### [Task requirements]
Below are some records: retype them all exactly, but not the pictures.

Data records
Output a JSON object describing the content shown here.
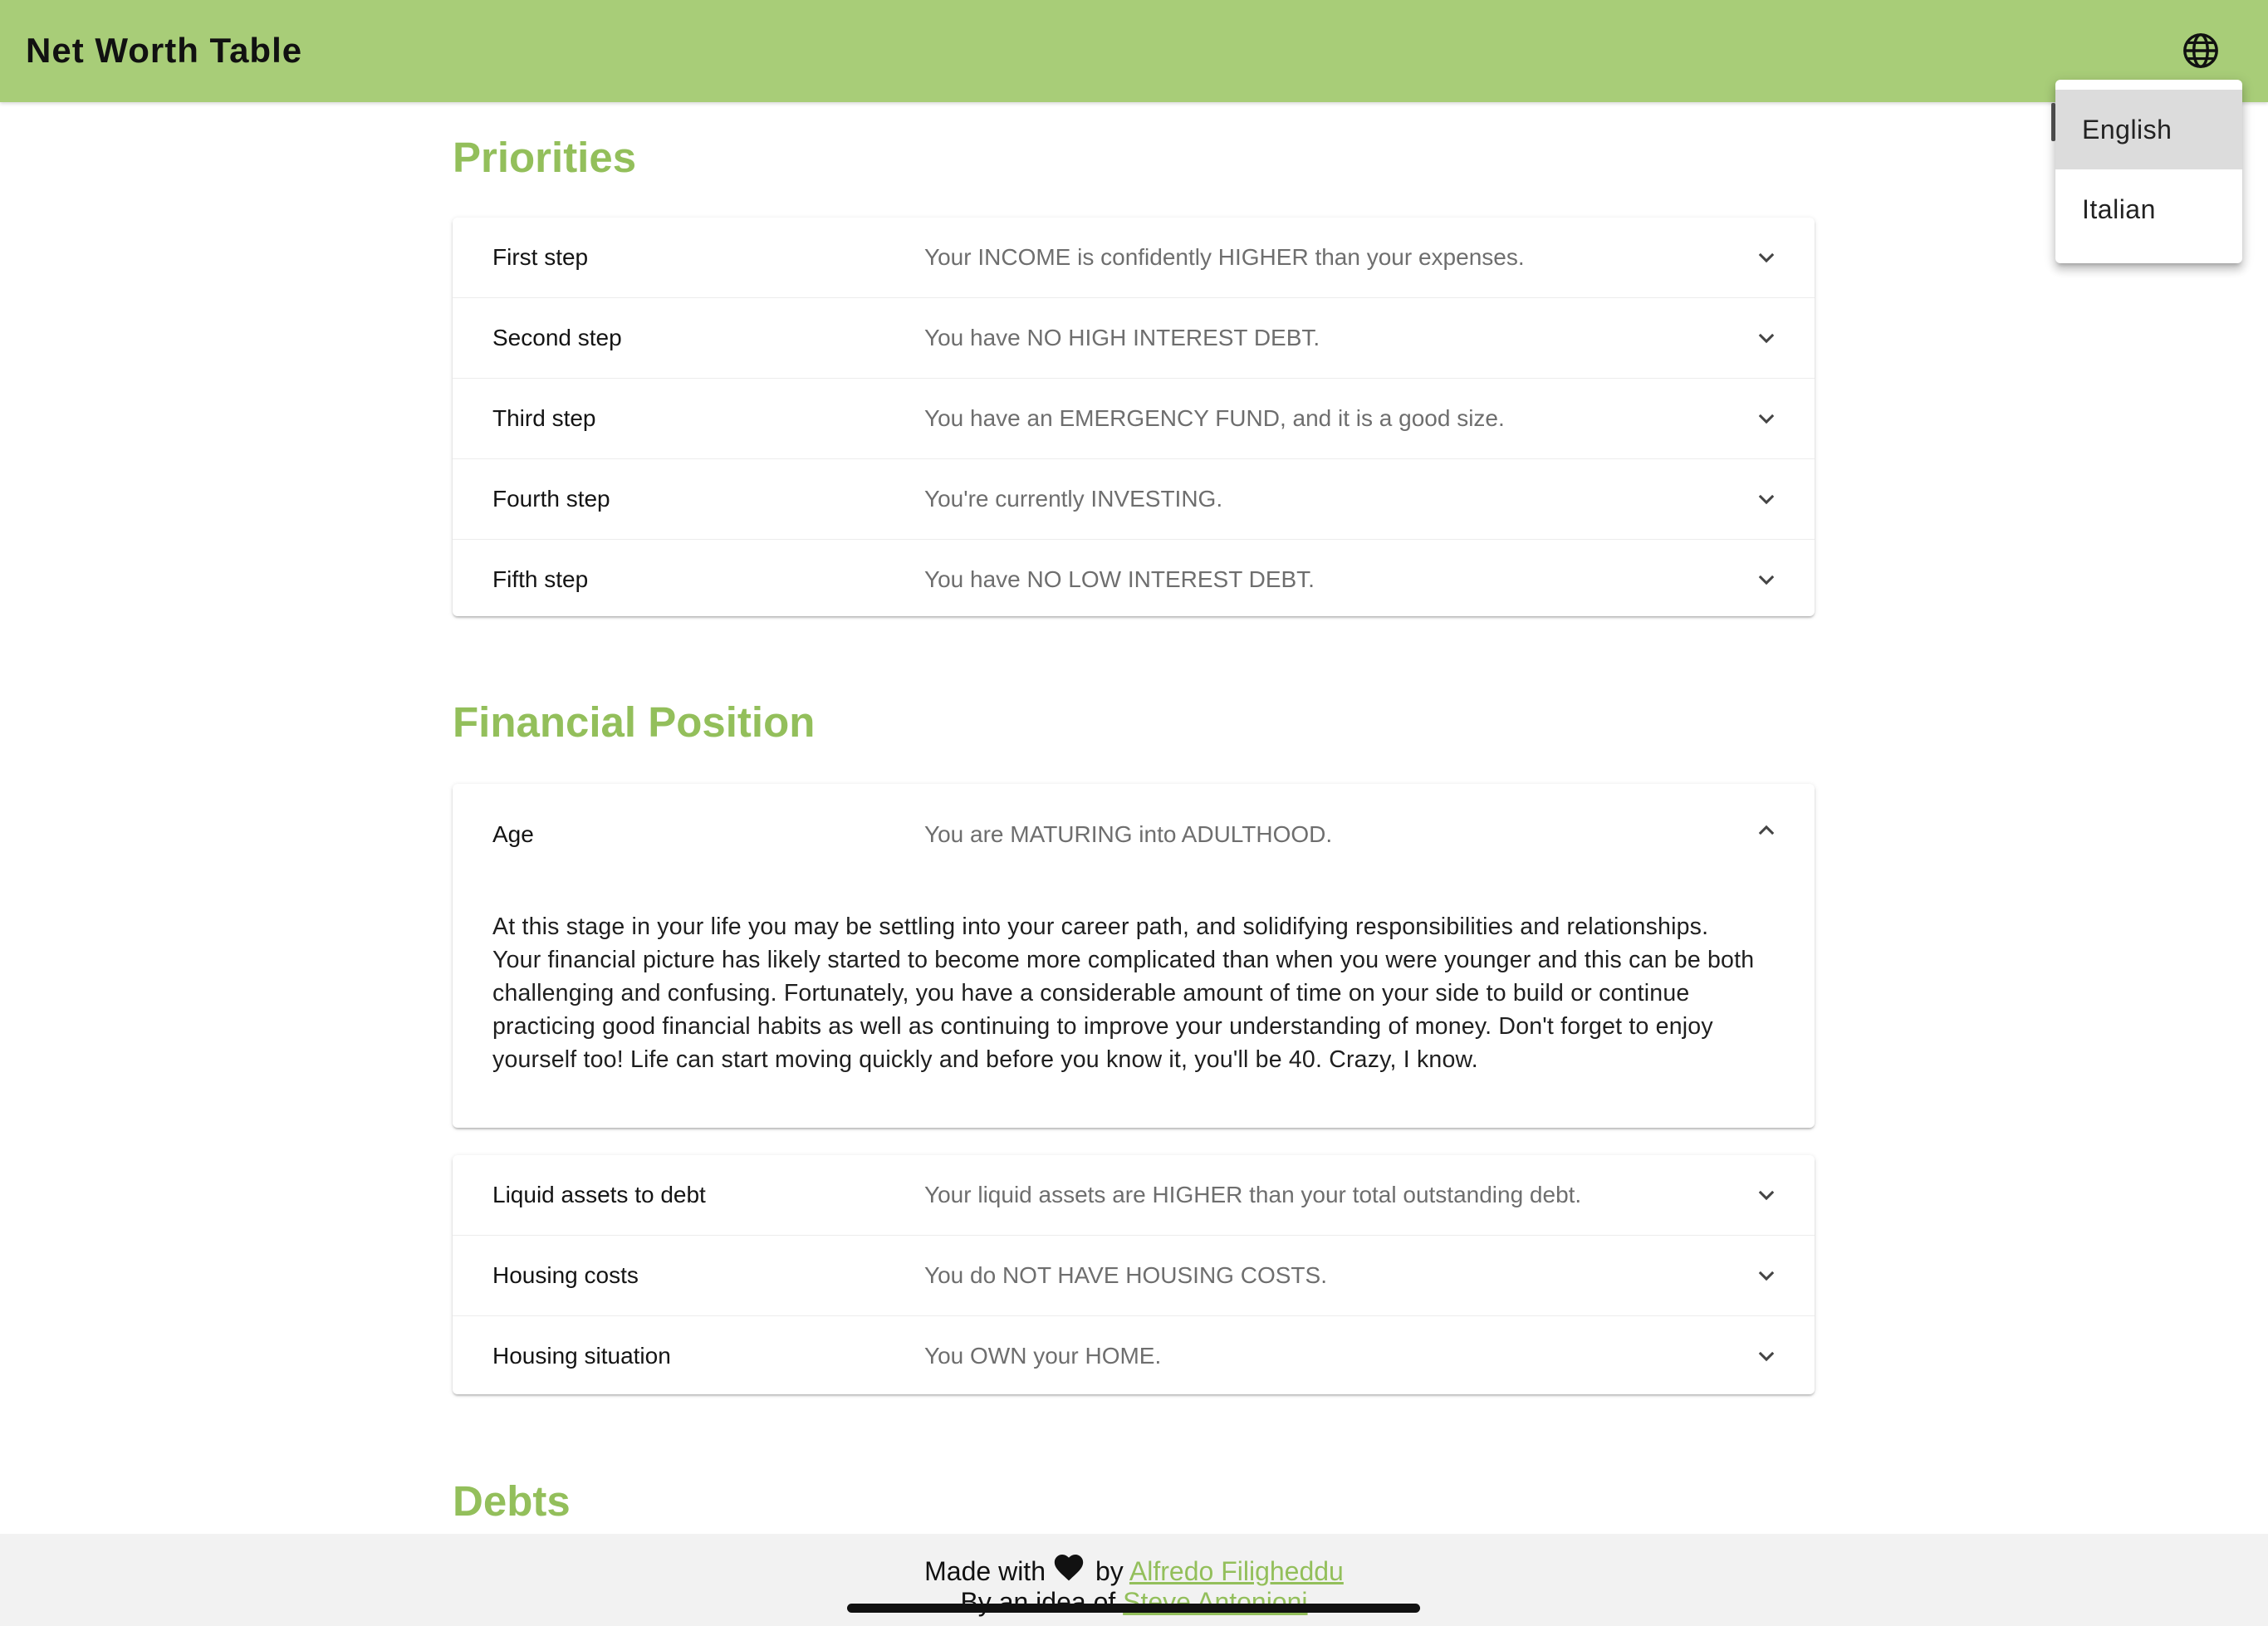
{
  "header": {
    "title": "Net Worth Table",
    "language_icon": "globe-icon"
  },
  "language_menu": {
    "options": [
      "English",
      "Italian"
    ],
    "selected": "English"
  },
  "priorities": {
    "title": "Priorities",
    "rows": [
      {
        "label": "First step",
        "value": "Your INCOME is confidently HIGHER than your expenses."
      },
      {
        "label": "Second step",
        "value": "You have NO HIGH INTEREST DEBT."
      },
      {
        "label": "Third step",
        "value": "You have an EMERGENCY FUND, and it is a good size."
      },
      {
        "label": "Fourth step",
        "value": "You're currently INVESTING."
      },
      {
        "label": "Fifth step",
        "value": "You have NO LOW INTEREST DEBT."
      }
    ]
  },
  "financial_position": {
    "title": "Financial Position",
    "age": {
      "label": "Age",
      "value": "You are MATURING into ADULTHOOD.",
      "lines": [
        "At this stage in your life you may be settling into your career path, and solidifying responsibilities and relationships.",
        "Your financial picture has likely started to become more complicated than when you were younger and this can be both",
        "challenging and confusing. Fortunately, you have a considerable amount of time on your side to build or continue",
        "practicing good financial habits as well as continuing to improve your understanding of money. Don't forget to enjoy",
        "yourself too! Life can start moving quickly and before you know it, you'll be 40. Crazy, I know."
      ]
    },
    "rows": [
      {
        "label": "Liquid assets to debt",
        "value": "Your liquid assets are HIGHER than your total outstanding debt."
      },
      {
        "label": "Housing costs",
        "value": "You do NOT HAVE HOUSING COSTS."
      },
      {
        "label": "Housing situation",
        "value": "You OWN your HOME."
      }
    ]
  },
  "debts": {
    "title": "Debts"
  },
  "footer": {
    "made_with": "Made with",
    "by": "by",
    "author": "Alfredo Filigheddu",
    "idea_prefix": "By an idea of",
    "idea_author": "Steve Antonioni"
  },
  "icons": {
    "expand": "chevron-down-icon",
    "collapse": "chevron-up-icon",
    "heart": "heart-icon"
  },
  "colors": {
    "header": "#a8cd78",
    "accent": "#93bf5b",
    "footer_bg": "#f2f2f2"
  }
}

### [Answer in full]
Output a JSON object describing the content shown here.
{
  "header": {
    "title": "Net Worth Table",
    "language_icon": "globe-icon"
  },
  "language_menu": {
    "options": [
      "English",
      "Italian"
    ],
    "selected": "English"
  },
  "priorities": {
    "title": "Priorities",
    "rows": [
      {
        "label": "First step",
        "value": "Your INCOME is confidently HIGHER than your expenses."
      },
      {
        "label": "Second step",
        "value": "You have NO HIGH INTEREST DEBT."
      },
      {
        "label": "Third step",
        "value": "You have an EMERGENCY FUND, and it is a good size."
      },
      {
        "label": "Fourth step",
        "value": "You're currently INVESTING."
      },
      {
        "label": "Fifth step",
        "value": "You have NO LOW INTEREST DEBT."
      }
    ]
  },
  "financial_position": {
    "title": "Financial Position",
    "age": {
      "label": "Age",
      "value": "You are MATURING into ADULTHOOD.",
      "lines": [
        "At this stage in your life you may be settling into your career path, and solidifying responsibilities and relationships.",
        "Your financial picture has likely started to become more complicated than when you were younger and this can be both",
        "challenging and confusing. Fortunately, you have a considerable amount of time on your side to build or continue",
        "practicing good financial habits as well as continuing to improve your understanding of money. Don't forget to enjoy",
        "yourself too! Life can start moving quickly and before you know it, you'll be 40. Crazy, I know."
      ]
    },
    "rows": [
      {
        "label": "Liquid assets to debt",
        "value": "Your liquid assets are HIGHER than your total outstanding debt."
      },
      {
        "label": "Housing costs",
        "value": "You do NOT HAVE HOUSING COSTS."
      },
      {
        "label": "Housing situation",
        "value": "You OWN your HOME."
      }
    ]
  },
  "debts": {
    "title": "Debts"
  },
  "footer": {
    "made_with": "Made with",
    "by": "by",
    "author": "Alfredo Filigheddu",
    "idea_prefix": "By an idea of",
    "idea_author": "Steve Antonioni"
  },
  "icons": {
    "expand": "chevron-down-icon",
    "collapse": "chevron-up-icon",
    "heart": "heart-icon"
  },
  "colors": {
    "header": "#a8cd78",
    "accent": "#93bf5b",
    "footer_bg": "#f2f2f2"
  }
}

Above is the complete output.